[EXERCISE OBJECTIVE]
For the entries that follow, tally the lines holding the string "January". Give the total and nothing else.

────────

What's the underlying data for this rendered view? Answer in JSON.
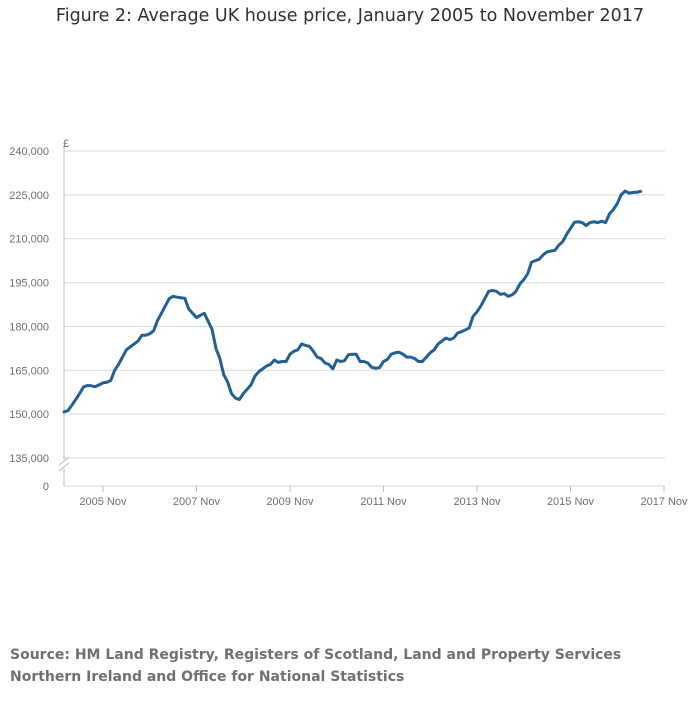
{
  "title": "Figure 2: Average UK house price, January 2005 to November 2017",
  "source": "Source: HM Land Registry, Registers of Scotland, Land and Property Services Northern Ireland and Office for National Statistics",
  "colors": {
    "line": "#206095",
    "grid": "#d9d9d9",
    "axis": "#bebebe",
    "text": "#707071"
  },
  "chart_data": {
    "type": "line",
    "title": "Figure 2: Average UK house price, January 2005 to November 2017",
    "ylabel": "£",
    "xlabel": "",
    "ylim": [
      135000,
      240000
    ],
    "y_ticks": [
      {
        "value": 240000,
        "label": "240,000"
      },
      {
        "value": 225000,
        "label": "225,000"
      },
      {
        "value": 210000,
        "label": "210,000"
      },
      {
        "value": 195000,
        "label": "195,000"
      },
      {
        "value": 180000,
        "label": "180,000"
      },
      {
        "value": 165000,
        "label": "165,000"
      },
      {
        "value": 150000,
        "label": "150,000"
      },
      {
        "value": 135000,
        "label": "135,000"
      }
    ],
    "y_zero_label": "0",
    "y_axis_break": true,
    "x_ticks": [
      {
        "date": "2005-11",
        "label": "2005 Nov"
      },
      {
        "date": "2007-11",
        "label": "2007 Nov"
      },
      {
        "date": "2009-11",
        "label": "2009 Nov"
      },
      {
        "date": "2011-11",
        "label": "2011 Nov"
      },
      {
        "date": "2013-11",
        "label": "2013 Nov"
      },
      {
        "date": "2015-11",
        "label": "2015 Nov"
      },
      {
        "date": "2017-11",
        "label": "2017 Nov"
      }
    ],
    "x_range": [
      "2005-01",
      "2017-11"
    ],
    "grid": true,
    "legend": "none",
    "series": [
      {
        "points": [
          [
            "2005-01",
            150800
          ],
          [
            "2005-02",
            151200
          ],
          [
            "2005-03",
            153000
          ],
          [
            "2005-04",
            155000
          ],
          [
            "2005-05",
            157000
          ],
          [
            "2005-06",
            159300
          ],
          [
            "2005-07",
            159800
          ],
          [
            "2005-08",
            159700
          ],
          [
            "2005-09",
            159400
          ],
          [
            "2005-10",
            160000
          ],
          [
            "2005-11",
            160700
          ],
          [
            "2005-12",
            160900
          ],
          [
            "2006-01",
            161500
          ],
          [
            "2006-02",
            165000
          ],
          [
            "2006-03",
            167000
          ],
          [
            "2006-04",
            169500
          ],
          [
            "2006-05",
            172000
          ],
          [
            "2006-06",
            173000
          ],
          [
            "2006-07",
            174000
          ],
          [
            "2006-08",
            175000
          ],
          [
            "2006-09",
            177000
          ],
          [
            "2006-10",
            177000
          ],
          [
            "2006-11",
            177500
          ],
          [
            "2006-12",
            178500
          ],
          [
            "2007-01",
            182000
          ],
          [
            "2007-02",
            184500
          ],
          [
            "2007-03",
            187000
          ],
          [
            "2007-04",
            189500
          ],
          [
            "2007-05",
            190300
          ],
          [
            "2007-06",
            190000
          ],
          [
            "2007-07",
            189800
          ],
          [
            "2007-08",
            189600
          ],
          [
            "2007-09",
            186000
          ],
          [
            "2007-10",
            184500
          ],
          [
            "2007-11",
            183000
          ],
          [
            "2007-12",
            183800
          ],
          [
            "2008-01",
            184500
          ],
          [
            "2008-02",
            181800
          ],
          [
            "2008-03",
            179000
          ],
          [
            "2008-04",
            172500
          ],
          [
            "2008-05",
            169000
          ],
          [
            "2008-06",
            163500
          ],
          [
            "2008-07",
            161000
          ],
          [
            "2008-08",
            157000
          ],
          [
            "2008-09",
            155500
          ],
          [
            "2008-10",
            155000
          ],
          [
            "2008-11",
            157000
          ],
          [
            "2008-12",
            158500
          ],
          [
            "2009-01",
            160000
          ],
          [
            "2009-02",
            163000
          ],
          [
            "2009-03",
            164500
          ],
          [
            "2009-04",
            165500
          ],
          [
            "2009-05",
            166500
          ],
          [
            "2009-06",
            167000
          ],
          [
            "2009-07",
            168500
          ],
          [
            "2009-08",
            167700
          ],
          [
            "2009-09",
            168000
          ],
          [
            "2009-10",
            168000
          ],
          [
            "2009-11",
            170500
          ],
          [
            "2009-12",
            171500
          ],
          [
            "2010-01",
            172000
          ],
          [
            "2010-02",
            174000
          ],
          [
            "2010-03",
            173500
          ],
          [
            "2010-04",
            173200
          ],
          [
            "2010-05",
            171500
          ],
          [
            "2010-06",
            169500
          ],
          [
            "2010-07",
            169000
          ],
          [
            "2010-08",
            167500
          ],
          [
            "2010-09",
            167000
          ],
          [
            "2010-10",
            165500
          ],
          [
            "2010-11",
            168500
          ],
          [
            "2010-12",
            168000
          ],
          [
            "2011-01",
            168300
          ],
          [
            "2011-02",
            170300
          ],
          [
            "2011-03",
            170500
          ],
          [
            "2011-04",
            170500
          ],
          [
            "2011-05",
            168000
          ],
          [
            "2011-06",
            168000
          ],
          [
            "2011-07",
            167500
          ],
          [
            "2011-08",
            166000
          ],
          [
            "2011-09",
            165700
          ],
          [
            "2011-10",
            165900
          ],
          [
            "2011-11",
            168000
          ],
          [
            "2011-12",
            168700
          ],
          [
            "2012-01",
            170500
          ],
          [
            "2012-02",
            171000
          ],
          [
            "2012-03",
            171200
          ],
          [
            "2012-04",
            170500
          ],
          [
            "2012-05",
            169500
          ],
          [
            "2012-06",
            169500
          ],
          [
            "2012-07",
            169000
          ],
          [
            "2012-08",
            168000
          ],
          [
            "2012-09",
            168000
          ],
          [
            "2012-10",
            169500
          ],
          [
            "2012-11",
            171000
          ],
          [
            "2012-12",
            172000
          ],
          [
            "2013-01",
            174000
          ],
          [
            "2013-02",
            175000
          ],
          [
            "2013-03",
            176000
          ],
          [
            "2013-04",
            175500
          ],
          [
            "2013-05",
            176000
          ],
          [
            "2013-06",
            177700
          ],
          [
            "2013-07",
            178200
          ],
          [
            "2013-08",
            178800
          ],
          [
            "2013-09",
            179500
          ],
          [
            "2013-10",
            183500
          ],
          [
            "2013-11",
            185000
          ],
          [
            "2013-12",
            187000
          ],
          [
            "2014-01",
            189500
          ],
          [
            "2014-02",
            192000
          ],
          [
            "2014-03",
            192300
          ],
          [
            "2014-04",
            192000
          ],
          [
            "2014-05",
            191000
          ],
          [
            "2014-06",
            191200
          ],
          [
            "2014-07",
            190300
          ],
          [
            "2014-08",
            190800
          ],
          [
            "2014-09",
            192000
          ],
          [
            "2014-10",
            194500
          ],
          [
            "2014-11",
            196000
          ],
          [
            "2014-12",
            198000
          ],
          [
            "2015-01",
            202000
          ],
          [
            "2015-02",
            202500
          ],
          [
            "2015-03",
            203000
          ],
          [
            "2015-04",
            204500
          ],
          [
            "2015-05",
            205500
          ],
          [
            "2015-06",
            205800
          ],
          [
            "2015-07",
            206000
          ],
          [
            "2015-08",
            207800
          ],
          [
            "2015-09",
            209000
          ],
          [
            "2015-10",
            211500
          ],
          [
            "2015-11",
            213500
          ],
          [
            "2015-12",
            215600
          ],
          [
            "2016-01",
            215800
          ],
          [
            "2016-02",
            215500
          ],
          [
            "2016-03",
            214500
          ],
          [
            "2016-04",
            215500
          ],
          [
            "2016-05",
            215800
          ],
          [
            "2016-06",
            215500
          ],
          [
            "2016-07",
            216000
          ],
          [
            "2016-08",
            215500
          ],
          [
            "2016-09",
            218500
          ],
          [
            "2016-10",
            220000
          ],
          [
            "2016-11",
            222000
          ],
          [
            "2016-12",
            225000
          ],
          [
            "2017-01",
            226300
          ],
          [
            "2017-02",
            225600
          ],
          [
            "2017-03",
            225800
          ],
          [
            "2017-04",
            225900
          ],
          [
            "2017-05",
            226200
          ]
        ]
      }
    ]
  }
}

────────

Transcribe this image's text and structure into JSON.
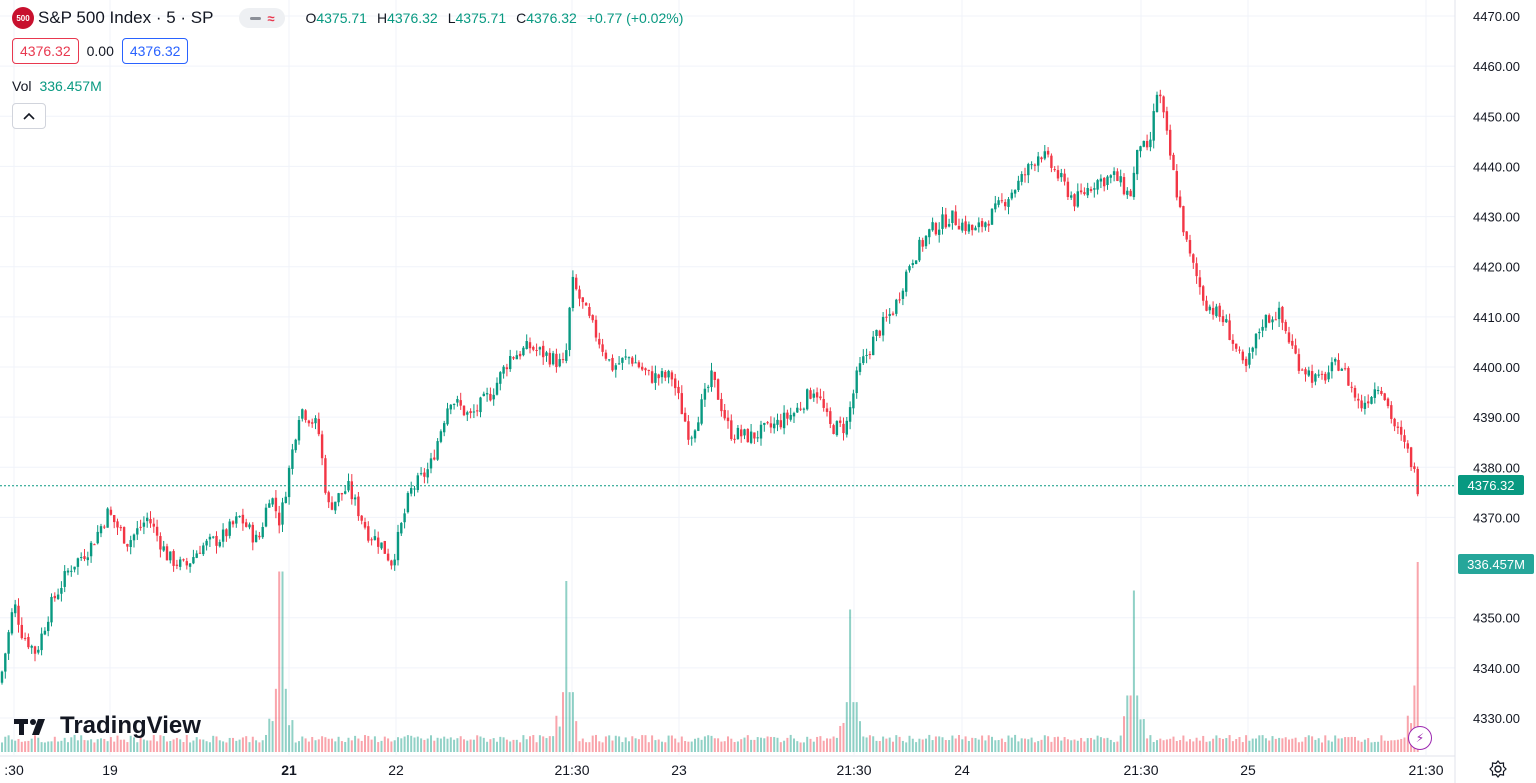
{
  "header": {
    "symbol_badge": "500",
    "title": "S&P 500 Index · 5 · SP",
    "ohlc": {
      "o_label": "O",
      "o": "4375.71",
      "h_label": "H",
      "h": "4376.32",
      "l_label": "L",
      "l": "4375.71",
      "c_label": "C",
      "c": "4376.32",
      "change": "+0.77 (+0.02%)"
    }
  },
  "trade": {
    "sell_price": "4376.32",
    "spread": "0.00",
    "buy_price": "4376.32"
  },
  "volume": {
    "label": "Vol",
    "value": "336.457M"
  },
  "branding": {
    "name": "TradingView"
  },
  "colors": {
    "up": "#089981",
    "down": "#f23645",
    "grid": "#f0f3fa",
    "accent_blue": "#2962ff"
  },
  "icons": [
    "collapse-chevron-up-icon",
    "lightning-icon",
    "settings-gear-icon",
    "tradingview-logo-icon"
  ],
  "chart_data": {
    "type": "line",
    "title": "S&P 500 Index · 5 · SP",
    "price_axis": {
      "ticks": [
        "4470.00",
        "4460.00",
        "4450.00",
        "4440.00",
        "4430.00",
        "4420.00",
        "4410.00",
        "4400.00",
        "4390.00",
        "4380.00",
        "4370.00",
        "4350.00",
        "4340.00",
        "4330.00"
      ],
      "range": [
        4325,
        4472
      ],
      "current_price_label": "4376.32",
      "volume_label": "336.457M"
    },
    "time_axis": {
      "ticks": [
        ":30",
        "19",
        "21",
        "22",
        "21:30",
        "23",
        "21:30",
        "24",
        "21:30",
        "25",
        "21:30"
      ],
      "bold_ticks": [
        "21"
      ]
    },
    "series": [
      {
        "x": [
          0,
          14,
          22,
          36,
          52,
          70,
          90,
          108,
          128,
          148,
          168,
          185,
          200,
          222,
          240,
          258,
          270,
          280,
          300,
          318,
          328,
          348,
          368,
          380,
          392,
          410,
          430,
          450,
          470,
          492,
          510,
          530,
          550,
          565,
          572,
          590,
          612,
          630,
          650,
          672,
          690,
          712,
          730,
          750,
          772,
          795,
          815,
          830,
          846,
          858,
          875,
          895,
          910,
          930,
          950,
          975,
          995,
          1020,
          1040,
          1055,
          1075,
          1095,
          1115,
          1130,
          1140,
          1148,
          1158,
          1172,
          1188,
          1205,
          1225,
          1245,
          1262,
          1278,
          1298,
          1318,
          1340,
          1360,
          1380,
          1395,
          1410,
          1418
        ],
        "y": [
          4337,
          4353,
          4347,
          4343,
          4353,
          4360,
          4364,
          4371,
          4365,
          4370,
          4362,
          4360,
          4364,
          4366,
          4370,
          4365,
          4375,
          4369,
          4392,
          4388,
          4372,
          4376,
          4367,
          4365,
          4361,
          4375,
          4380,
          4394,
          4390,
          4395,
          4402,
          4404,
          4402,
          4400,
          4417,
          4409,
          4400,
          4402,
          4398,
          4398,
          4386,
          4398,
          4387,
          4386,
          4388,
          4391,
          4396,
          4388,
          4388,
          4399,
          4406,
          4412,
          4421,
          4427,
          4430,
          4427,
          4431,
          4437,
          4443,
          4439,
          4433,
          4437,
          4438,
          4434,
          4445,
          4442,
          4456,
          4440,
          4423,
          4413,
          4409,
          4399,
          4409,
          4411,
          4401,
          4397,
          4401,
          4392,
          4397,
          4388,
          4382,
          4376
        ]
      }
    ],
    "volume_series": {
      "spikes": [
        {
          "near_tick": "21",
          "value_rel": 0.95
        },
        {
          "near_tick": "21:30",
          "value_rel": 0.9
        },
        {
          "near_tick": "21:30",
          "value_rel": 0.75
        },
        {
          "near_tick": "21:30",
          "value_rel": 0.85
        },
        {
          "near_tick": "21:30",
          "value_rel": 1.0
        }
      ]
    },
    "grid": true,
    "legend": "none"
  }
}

────────

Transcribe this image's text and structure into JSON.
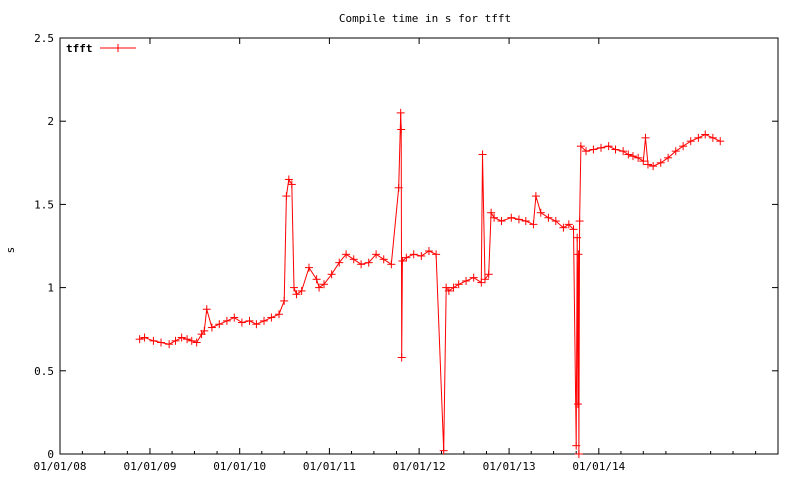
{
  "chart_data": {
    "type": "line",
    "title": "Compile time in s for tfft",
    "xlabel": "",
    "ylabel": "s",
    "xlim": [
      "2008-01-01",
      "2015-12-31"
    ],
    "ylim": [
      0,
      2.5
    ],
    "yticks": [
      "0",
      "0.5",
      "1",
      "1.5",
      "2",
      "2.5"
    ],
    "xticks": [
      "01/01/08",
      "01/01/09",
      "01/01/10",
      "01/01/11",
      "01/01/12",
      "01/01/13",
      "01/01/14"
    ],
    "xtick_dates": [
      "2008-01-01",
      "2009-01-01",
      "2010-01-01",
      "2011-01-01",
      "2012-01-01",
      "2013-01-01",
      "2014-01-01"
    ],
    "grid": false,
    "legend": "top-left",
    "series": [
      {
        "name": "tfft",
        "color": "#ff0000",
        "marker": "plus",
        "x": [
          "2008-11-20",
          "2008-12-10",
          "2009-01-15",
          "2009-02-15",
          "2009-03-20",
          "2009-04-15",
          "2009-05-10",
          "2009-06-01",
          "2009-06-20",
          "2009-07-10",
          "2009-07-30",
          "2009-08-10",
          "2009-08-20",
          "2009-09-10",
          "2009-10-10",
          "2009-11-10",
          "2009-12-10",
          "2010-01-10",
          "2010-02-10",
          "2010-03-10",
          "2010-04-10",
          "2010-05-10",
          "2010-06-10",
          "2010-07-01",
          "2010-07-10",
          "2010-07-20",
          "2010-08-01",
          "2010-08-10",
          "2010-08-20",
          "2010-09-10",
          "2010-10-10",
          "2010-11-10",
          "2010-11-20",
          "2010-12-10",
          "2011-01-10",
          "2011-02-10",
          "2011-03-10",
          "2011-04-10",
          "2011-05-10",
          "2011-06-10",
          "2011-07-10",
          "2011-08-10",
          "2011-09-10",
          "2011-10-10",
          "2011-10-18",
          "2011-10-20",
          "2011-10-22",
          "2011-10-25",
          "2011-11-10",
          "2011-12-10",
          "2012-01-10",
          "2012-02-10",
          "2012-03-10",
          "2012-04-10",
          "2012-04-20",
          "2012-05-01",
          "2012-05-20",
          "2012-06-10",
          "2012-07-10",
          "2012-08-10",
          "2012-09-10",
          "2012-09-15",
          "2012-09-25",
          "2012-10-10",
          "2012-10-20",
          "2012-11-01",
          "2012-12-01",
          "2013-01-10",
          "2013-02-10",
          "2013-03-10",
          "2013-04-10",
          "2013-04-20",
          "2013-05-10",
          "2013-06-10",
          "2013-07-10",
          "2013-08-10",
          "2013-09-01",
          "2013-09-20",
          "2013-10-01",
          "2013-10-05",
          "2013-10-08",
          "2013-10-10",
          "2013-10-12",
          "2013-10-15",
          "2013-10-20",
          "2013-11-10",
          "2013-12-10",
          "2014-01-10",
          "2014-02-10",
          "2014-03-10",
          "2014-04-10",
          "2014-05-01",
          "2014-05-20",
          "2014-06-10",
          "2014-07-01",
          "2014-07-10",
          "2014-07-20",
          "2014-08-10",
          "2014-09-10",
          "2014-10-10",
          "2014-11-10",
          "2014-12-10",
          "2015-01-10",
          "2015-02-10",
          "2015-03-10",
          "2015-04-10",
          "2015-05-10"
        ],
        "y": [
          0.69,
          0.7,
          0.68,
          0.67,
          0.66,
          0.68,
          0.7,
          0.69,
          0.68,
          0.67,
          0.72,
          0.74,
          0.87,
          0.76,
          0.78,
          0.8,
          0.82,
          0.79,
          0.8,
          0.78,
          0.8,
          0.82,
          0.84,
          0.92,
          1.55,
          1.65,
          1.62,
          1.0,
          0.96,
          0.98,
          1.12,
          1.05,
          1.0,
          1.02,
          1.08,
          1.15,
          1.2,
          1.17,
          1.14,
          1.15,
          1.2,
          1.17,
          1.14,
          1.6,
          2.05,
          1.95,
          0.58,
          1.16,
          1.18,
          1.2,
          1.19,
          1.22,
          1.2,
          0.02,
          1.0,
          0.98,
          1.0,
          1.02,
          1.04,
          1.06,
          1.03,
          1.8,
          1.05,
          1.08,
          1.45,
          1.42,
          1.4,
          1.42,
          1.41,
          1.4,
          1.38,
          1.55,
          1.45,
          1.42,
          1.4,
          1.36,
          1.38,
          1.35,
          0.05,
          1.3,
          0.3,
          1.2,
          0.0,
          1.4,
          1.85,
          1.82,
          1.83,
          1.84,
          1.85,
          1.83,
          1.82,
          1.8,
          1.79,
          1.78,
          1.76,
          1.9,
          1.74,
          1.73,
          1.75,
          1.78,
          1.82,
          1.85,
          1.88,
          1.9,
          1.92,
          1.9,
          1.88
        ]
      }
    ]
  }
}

────────

[RESULT OF THE TASK]
2